- _SET EXERCISE_
Reply with the count of lines holding "纱帽街纱帽社区", nothing more.

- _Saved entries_
----

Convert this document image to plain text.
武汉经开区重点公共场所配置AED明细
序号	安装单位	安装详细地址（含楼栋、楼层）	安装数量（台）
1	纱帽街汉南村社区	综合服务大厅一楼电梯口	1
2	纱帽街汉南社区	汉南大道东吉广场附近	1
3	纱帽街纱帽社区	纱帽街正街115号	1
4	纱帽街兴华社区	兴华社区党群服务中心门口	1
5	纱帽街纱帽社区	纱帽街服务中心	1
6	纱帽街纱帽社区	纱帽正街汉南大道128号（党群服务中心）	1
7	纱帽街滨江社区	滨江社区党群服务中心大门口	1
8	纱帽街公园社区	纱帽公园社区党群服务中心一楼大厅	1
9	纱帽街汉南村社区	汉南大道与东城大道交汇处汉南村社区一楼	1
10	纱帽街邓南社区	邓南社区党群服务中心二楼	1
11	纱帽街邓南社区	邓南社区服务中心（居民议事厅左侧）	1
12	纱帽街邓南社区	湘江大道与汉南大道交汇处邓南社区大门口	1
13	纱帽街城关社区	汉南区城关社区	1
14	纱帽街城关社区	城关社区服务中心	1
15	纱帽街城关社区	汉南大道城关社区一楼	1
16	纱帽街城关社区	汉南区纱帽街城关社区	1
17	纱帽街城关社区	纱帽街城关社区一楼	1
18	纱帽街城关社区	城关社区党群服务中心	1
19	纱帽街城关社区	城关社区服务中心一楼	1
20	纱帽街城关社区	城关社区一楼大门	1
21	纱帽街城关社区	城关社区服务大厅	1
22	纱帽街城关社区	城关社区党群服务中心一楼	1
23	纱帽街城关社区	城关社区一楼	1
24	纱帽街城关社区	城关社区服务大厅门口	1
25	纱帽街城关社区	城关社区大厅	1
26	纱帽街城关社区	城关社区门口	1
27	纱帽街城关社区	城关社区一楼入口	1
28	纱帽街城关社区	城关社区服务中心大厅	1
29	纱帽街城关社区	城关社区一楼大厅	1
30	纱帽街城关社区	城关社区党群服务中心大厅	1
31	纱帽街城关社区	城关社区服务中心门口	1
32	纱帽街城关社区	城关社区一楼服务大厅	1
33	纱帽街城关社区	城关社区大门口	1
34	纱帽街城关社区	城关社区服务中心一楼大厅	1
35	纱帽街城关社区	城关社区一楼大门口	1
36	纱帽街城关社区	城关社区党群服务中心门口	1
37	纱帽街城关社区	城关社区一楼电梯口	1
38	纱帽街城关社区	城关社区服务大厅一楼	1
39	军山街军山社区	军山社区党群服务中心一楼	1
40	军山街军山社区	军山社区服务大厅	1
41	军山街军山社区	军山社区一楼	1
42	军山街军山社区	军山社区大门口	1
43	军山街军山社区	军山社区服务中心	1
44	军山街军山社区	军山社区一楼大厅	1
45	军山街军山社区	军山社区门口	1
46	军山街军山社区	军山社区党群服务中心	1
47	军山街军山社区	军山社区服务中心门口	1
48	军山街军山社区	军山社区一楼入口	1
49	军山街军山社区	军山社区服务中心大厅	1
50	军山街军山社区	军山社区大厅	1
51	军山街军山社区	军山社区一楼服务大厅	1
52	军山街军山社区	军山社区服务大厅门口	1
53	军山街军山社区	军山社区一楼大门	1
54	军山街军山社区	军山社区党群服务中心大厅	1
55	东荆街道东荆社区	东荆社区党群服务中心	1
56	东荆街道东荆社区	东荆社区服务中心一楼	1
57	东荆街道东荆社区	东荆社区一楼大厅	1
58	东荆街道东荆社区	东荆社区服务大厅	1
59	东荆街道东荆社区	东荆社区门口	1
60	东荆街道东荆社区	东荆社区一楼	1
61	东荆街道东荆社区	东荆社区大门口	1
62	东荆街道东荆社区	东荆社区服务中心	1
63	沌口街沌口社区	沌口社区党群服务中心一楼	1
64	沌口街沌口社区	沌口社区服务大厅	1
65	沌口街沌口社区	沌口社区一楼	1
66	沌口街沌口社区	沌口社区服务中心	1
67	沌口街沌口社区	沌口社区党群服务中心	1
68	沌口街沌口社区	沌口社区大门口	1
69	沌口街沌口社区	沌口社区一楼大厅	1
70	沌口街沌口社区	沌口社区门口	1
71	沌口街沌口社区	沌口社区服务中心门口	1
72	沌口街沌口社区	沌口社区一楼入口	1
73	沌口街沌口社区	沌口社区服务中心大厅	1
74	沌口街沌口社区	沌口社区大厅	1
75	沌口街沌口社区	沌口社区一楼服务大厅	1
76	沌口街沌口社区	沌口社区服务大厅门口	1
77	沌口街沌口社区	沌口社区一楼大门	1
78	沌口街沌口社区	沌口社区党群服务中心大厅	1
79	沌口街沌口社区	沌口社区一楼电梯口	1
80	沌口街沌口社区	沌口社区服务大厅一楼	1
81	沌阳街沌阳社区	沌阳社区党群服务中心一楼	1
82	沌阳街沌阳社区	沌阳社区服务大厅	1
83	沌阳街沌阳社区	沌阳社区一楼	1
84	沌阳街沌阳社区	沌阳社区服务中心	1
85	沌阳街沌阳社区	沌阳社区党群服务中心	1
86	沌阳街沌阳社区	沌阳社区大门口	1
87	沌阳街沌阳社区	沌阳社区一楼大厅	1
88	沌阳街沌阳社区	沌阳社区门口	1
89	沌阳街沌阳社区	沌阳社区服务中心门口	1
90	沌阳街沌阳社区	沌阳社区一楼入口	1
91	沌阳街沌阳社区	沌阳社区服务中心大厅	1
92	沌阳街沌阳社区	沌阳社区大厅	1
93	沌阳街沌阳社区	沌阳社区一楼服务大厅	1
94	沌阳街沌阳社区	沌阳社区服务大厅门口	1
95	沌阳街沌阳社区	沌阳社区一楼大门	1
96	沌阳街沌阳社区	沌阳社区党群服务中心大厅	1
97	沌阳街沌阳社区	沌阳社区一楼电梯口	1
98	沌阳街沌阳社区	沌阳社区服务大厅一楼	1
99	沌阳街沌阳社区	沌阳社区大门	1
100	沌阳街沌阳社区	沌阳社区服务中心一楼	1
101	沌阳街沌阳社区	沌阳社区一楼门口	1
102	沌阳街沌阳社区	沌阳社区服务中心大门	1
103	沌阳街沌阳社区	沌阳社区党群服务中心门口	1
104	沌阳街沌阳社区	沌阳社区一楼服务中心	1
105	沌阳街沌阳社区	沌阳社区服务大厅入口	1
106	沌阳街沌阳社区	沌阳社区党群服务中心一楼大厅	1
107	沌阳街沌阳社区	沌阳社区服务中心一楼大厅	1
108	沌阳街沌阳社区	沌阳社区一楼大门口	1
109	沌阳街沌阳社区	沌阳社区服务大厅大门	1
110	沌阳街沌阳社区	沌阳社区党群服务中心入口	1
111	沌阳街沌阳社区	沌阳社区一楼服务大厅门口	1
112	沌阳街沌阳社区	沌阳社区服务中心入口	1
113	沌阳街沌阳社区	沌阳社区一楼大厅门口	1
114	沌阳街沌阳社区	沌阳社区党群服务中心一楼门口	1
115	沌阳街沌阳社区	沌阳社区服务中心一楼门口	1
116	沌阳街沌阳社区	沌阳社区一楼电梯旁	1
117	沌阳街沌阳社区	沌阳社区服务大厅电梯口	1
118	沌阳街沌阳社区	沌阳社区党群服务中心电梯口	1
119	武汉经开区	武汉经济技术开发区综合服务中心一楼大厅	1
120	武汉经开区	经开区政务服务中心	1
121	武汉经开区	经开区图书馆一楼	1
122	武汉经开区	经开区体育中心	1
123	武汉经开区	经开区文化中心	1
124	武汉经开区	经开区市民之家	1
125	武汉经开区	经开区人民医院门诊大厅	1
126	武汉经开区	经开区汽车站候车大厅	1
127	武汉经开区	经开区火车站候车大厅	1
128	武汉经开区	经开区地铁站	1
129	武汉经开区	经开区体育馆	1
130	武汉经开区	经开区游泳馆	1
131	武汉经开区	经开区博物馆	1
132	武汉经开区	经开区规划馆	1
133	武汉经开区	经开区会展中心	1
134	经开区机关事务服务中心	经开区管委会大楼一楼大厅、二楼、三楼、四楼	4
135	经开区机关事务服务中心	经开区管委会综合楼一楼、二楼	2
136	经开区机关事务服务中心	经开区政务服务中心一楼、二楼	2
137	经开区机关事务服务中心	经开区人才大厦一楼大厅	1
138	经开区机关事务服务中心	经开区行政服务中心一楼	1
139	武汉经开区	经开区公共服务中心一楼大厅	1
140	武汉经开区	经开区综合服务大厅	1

----

- _SOLUTION TO THIS PROBLEM_
3